◆ **Job**: Copy out each line that has "time" in it.

◆ **Records for this task**:
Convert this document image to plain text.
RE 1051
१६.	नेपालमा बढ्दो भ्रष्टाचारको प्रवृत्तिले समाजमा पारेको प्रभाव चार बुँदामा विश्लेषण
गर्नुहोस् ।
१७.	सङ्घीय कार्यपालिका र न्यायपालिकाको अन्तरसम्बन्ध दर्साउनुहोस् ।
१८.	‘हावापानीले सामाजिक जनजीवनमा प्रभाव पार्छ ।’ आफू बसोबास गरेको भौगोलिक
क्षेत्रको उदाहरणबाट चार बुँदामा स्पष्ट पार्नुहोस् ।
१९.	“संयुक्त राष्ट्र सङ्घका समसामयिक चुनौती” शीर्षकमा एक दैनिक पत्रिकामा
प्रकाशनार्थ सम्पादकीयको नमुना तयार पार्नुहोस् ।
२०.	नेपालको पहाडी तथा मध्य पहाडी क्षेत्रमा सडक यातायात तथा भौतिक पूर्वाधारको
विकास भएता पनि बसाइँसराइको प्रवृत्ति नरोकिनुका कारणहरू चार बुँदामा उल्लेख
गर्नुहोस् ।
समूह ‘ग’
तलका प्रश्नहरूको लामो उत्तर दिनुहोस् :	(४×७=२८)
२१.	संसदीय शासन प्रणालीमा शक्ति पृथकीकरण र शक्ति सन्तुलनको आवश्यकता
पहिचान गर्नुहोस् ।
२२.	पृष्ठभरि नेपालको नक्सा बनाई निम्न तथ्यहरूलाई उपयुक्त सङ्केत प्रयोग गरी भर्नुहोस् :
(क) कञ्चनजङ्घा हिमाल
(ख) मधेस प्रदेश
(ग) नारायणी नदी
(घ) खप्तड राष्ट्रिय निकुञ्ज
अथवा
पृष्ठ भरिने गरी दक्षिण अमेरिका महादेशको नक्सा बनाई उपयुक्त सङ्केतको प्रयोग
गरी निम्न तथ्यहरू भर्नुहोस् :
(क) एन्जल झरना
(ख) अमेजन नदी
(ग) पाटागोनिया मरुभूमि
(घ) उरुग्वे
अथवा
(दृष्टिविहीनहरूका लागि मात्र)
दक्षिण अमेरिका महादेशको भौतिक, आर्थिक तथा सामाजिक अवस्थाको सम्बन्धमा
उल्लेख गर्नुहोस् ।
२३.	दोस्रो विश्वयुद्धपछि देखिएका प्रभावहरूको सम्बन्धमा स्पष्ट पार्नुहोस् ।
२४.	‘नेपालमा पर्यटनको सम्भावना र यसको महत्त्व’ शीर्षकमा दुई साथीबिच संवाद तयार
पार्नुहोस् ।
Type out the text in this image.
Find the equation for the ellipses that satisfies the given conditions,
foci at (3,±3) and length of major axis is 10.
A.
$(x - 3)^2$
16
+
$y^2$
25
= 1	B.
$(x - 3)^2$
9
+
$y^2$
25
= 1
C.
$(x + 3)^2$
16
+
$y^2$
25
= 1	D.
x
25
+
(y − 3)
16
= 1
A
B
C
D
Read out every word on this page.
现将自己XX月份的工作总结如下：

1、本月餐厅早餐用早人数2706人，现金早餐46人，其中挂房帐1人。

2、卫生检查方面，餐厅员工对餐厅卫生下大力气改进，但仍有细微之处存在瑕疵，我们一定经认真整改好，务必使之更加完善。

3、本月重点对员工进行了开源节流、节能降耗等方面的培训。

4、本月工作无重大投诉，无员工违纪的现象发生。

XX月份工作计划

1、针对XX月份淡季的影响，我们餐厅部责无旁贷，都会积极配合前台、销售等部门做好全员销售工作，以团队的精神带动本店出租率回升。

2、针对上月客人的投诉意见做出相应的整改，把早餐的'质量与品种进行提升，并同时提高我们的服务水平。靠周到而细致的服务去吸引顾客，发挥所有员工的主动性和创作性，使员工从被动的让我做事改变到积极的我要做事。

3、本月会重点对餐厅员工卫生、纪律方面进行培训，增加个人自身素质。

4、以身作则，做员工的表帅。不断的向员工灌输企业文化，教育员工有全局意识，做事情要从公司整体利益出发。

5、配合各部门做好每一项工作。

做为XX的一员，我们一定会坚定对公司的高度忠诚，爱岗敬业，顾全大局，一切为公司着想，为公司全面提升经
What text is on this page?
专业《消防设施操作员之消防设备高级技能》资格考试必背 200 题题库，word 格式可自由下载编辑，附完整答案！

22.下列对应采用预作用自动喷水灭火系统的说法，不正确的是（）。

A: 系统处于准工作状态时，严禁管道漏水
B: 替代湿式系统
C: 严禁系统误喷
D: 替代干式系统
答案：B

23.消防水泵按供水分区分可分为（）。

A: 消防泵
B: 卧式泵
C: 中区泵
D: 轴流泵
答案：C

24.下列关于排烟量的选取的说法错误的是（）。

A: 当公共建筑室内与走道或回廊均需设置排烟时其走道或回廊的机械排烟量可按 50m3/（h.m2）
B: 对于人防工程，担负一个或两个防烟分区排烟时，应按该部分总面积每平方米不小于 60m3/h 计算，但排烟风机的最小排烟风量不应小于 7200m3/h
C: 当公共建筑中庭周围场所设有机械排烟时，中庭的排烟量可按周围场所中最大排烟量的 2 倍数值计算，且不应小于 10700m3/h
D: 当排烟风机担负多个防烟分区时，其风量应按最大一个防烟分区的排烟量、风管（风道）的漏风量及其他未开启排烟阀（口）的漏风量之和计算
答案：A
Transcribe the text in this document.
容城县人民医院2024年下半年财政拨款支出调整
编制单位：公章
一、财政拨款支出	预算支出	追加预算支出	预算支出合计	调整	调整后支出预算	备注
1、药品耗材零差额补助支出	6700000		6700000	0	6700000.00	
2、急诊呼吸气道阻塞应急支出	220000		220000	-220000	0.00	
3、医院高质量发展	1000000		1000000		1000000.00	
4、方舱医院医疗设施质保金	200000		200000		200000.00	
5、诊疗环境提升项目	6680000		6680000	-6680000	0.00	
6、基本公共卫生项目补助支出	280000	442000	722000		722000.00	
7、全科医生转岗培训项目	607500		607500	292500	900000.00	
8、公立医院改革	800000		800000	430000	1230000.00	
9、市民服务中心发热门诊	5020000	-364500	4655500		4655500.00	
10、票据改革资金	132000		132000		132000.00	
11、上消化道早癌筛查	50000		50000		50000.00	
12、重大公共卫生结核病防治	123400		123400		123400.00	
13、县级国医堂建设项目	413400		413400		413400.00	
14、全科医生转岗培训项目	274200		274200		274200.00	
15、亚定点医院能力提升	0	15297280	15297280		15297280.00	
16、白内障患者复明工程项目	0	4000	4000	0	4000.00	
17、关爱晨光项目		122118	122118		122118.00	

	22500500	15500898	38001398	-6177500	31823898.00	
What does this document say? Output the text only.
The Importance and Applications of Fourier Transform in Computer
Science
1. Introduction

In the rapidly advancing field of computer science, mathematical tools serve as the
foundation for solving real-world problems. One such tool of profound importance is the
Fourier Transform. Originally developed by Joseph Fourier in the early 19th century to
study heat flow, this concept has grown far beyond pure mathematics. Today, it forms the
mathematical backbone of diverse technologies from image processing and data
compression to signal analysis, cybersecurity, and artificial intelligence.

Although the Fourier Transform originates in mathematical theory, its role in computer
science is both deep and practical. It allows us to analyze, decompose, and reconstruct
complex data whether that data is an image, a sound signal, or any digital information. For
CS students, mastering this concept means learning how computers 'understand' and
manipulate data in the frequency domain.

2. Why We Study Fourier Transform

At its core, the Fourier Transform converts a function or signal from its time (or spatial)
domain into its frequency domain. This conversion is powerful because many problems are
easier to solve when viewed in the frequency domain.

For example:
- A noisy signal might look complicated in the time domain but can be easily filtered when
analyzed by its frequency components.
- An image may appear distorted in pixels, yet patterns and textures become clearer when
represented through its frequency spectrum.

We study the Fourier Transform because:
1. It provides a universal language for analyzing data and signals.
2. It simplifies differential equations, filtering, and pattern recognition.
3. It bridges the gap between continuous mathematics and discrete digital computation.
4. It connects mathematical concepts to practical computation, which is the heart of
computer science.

◆ **Correct response**:
At its core, the Fourier Transform converts a function or signal from its time (or spatial)
- A noisy signal might look complicated in the time domain but can be easily filtered when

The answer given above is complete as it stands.